_Written request_
Each entry should be quoted word for word, including every mark of punctuation.

======

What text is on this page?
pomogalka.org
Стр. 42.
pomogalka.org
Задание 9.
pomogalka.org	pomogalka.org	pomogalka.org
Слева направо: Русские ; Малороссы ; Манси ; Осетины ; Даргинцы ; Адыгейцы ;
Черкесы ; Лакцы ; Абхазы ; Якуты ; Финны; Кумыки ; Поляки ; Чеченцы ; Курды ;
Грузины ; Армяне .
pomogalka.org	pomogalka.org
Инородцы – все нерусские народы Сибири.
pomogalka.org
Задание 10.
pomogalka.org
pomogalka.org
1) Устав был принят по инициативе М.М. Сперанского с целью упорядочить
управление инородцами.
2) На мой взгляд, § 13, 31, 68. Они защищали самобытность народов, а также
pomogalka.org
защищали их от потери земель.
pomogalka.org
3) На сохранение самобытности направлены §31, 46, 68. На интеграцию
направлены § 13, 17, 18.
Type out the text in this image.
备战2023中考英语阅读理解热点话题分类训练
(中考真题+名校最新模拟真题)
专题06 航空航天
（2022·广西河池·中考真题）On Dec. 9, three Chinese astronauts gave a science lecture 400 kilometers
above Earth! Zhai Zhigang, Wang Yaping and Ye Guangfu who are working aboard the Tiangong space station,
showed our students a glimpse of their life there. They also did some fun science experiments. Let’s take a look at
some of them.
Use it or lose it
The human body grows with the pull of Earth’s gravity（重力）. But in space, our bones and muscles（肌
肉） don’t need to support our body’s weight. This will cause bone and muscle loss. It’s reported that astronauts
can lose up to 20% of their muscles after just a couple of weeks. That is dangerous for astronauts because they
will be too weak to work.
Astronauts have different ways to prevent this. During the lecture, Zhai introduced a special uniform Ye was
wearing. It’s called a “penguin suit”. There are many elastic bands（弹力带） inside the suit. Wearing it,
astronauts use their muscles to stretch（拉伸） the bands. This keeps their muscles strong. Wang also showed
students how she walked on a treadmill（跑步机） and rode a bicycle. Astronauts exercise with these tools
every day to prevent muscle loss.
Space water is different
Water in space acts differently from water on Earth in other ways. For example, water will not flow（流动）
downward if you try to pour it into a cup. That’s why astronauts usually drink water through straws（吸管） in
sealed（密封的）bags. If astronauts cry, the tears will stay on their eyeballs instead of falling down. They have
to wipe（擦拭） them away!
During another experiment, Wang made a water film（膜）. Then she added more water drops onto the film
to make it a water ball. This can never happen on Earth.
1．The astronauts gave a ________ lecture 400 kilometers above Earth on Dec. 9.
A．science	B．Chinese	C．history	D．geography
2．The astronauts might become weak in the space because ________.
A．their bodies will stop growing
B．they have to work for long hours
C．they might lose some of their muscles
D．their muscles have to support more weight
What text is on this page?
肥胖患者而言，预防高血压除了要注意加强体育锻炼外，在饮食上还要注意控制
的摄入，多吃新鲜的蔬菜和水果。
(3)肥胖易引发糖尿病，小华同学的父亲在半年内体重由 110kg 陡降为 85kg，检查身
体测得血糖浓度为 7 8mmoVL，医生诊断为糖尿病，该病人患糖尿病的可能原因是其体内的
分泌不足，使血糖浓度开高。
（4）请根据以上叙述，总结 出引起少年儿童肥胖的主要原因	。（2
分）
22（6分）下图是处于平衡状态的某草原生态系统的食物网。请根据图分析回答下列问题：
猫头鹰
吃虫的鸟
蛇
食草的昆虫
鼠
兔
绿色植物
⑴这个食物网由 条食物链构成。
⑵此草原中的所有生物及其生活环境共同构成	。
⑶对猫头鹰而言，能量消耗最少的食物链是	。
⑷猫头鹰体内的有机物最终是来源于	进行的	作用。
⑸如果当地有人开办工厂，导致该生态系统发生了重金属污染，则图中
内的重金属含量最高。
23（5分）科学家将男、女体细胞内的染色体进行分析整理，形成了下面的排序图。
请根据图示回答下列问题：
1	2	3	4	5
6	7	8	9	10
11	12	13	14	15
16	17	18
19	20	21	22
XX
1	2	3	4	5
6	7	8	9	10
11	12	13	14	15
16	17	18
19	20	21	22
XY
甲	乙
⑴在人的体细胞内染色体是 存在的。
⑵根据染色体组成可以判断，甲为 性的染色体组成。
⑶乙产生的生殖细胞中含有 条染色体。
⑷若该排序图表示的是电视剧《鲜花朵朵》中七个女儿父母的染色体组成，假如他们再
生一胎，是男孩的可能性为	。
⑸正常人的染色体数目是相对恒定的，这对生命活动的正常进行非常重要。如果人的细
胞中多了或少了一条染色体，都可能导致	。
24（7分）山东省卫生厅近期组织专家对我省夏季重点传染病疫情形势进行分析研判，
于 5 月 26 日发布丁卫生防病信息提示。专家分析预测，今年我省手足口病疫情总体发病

======

_The solution_
What text is on this page?
pomogalka.org
Стр. 42.
pomogalka.org
Задание 9.
pomogalka.org	pomogalka.org	pomogalka.org
Слева направо: Русские ; Малороссы ; Манси ; Осетины ; Даргинцы ; Адыгейцы ;
Черкесы ; Лакцы ; Абхазы ; Якуты ; Финны; Кумыки ; Поляки ; Чеченцы ; Курды ;
Грузины ; Армяне .
pomogalka.org	pomogalka.org
Инородцы – все нерусские народы Сибири.
pomogalka.org
Задание 10.
pomogalka.org
pomogalka.org
1) Устав был принят по инициативе М.М. Сперанского с целью упорядочить
управление инородцами.
2) На мой взгляд, § 13, 31, 68. Они защищали самобытность народов, а также
pomogalka.org
защищали их от потери земель.
pomogalka.org
3) На сохранение самобытности направлены §31, 46, 68. На интеграцию
направлены § 13, 17, 18.
Type out the text in this image.
备战2023中考英语阅读理解热点话题分类训练
(中考真题+名校最新模拟真题)
专题06 航空航天
（2022·广西河池·中考真题）On Dec. 9, three Chinese astronauts gave a science lecture 400 kilometers
above Earth! Zhai Zhigang, Wang Yaping and Ye Guangfu who are working aboard the Tiangong space station,
showed our students a glimpse of their life there. They also did some fun science experiments. Let’s take a look at
some of them.
Use it or lose it
The human body grows with the pull of Earth’s gravity（重力）. But in space, our bones and muscles（肌
肉） don’t need to support our body’s weight. This will cause bone and muscle loss. It’s reported that astronauts
can lose up to 20% of their muscles after just a couple of weeks. That is dangerous for astronauts because they
will be too weak to work.
Astronauts have different ways to prevent this. During the lecture, Zhai introduced a special uniform Ye was
wearing. It’s called a “penguin suit”. There are many elastic bands（弹力带） inside the suit. Wearing it,
astronauts use their muscles to stretch（拉伸） the bands. This keeps their muscles strong. Wang also showed
students how she walked on a treadmill（跑步机） and rode a bicycle. Astronauts exercise with these tools
every day to prevent muscle loss.
Space water is different
Water in space acts differently from water on Earth in other ways. For example, water will not flow（流动）
downward if you try to pour it into a cup. That’s why astronauts usually drink water through straws（吸管） in
sealed（密封的）bags. If astronauts cry, the tears will stay on their eyeballs instead of falling down. They have
to wipe（擦拭） them away!
During another experiment, Wang made a water film（膜）. Then she added more water drops onto the film
to make it a water ball. This can never happen on Earth.
1．The astronauts gave a ________ lecture 400 kilometers above Earth on Dec. 9.
A．science	B．Chinese	C．history	D．geography
2．The astronauts might become weak in the space because ________.
A．their bodies will stop growing
B．they have to work for long hours
C．they might lose some of their muscles
D．their muscles have to support more weight
What text is on this page?
肥胖患者而言，预防高血压除了要注意加强体育锻炼外，在饮食上还要注意控制
的摄入，多吃新鲜的蔬菜和水果。
(3)肥胖易引发糖尿病，小华同学的父亲在半年内体重由 110kg 陡降为 85kg，检查身
体测得血糖浓度为 7 8mmoVL，医生诊断为糖尿病，该病人患糖尿病的可能原因是其体内的
分泌不足，使血糖浓度开高。
（4）请根据以上叙述，总结 出引起少年儿童肥胖的主要原因	。（2
分）
22（6分）下图是处于平衡状态的某草原生态系统的食物网。请根据图分析回答下列问题：
猫头鹰
吃虫的鸟
蛇
食草的昆虫
鼠
兔
绿色植物
⑴这个食物网由 条食物链构成。
⑵此草原中的所有生物及其生活环境共同构成	。
⑶对猫头鹰而言，能量消耗最少的食物链是	。
⑷猫头鹰体内的有机物最终是来源于	进行的	作用。
⑸如果当地有人开办工厂，导致该生态系统发生了重金属污染，则图中
内的重金属含量最高。
23（5分）科学家将男、女体细胞内的染色体进行分析整理，形成了下面的排序图。
请根据图示回答下列问题：
1	2	3	4	5
6	7	8	9	10
11	12	13	14	15
16	17	18
19	20	21	22
XX
1	2	3	4	5
6	7	8	9	10
11	12	13	14	15
16	17	18
19	20	21	22
XY
甲	乙
⑴在人的体细胞内染色体是 存在的。
⑵根据染色体组成可以判断，甲为 性的染色体组成。
⑶乙产生的生殖细胞中含有 条染色体。
⑷若该排序图表示的是电视剧《鲜花朵朵》中七个女儿父母的染色体组成，假如他们再
生一胎，是男孩的可能性为	。
⑸正常人的染色体数目是相对恒定的，这对生命活动的正常进行非常重要。如果人的细
胞中多了或少了一条染色体，都可能导致	。
24（7分）山东省卫生厅近期组织专家对我省夏季重点传染病疫情形势进行分析研判，
于 5 月 26 日发布丁卫生防病信息提示。专家分析预测，今年我省手足口病疫情总体发病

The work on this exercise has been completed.